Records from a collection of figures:

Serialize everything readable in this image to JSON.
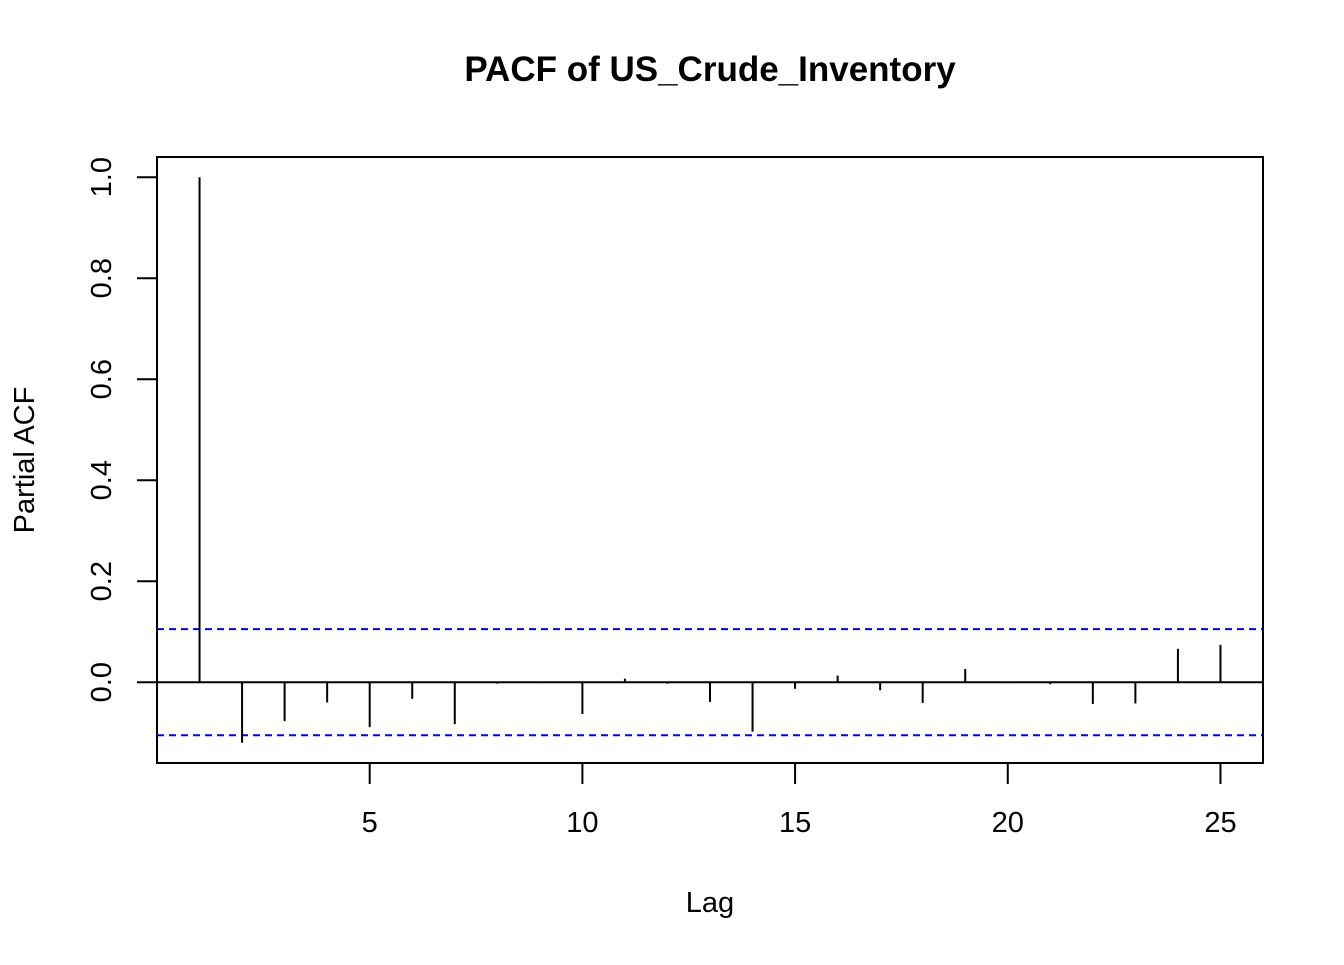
{
  "chart_data": {
    "type": "bar",
    "title": "PACF of US_Crude_Inventory",
    "xlabel": "Lag",
    "ylabel": "Partial ACF",
    "xlim": [
      0,
      26
    ],
    "ylim": [
      -0.16,
      1.04
    ],
    "x_ticks": [
      5,
      10,
      15,
      20,
      25
    ],
    "x_tick_labels": [
      "5",
      "10",
      "15",
      "20",
      "25"
    ],
    "y_ticks": [
      0.0,
      0.2,
      0.4,
      0.6,
      0.8,
      1.0
    ],
    "y_tick_labels": [
      "0.0",
      "0.2",
      "0.4",
      "0.6",
      "0.8",
      "1.0"
    ],
    "confidence_bounds": [
      0.105,
      -0.105
    ],
    "confidence_color": "#0000ff",
    "bar_color": "#000000",
    "grid": false,
    "lags": [
      1,
      2,
      3,
      4,
      5,
      6,
      7,
      8,
      9,
      10,
      11,
      12,
      13,
      14,
      15,
      16,
      17,
      18,
      19,
      20,
      21,
      22,
      23,
      24,
      25
    ],
    "values": [
      1.0,
      -0.12,
      -0.077,
      -0.04,
      -0.089,
      -0.033,
      -0.083,
      -0.003,
      -0.002,
      -0.063,
      0.007,
      -0.003,
      -0.039,
      -0.098,
      -0.013,
      0.013,
      -0.016,
      -0.041,
      0.026,
      -0.002,
      -0.004,
      -0.043,
      -0.042,
      0.066,
      0.074
    ]
  }
}
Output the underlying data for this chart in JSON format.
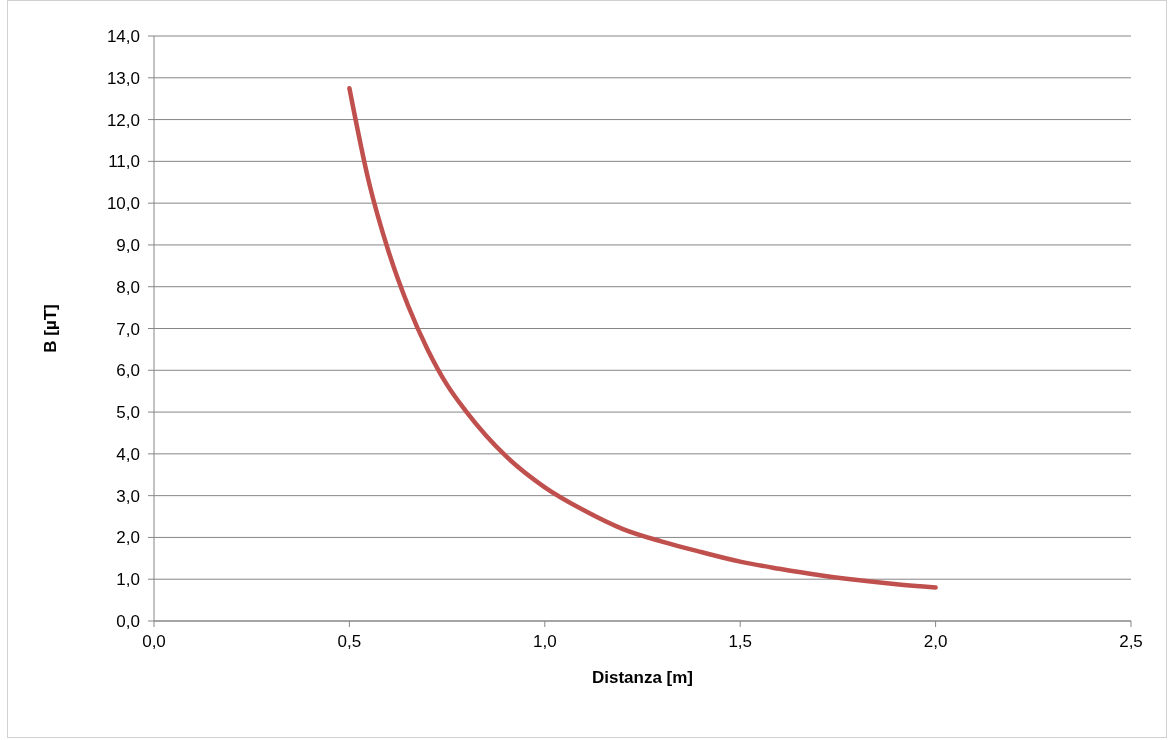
{
  "chart_data": {
    "type": "line",
    "xlabel": "Distanza [m]",
    "ylabel": "B [µT]",
    "x": [
      0.5,
      0.55,
      0.6,
      0.65,
      0.7,
      0.75,
      0.8,
      0.9,
      1.0,
      1.1,
      1.2,
      1.3,
      1.4,
      1.5,
      1.6,
      1.7,
      1.8,
      1.9,
      2.0
    ],
    "series": [
      {
        "color": "#c0504d",
        "values": [
          12.75,
          10.5,
          8.85,
          7.55,
          6.5,
          5.65,
          5.0,
          3.95,
          3.2,
          2.65,
          2.2,
          1.9,
          1.65,
          1.42,
          1.25,
          1.1,
          0.98,
          0.88,
          0.8
        ]
      }
    ],
    "xlim": [
      0,
      2.5
    ],
    "xticks": [
      {
        "value": 0,
        "label": "0,0"
      },
      {
        "value": 0.5,
        "label": "0,5"
      },
      {
        "value": 1,
        "label": "1,0"
      },
      {
        "value": 1.5,
        "label": "1,5"
      },
      {
        "value": 2,
        "label": "2,0"
      },
      {
        "value": 2.5,
        "label": "2,5"
      }
    ],
    "ylim": [
      0,
      14
    ],
    "yticks": [
      {
        "value": 0,
        "label": "0,0"
      },
      {
        "value": 1,
        "label": "1,0"
      },
      {
        "value": 2,
        "label": "2,0"
      },
      {
        "value": 3,
        "label": "3,0"
      },
      {
        "value": 4,
        "label": "4,0"
      },
      {
        "value": 5,
        "label": "5,0"
      },
      {
        "value": 6,
        "label": "6,0"
      },
      {
        "value": 7,
        "label": "7,0"
      },
      {
        "value": 8,
        "label": "8,0"
      },
      {
        "value": 9,
        "label": "9,0"
      },
      {
        "value": 10,
        "label": "10,0"
      },
      {
        "value": 11,
        "label": "11,0"
      },
      {
        "value": 12,
        "label": "12,0"
      },
      {
        "value": 13,
        "label": "13,0"
      },
      {
        "value": 14,
        "label": "14,0"
      }
    ],
    "grid": "y",
    "marker": "none",
    "line_style": "solid"
  }
}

* Task goal
Return each line of the listing that holds the string "this".

* Answer to the exercise
Serialize everything readable in this image to JSON.
Output the underlying data for this chart in JSON format.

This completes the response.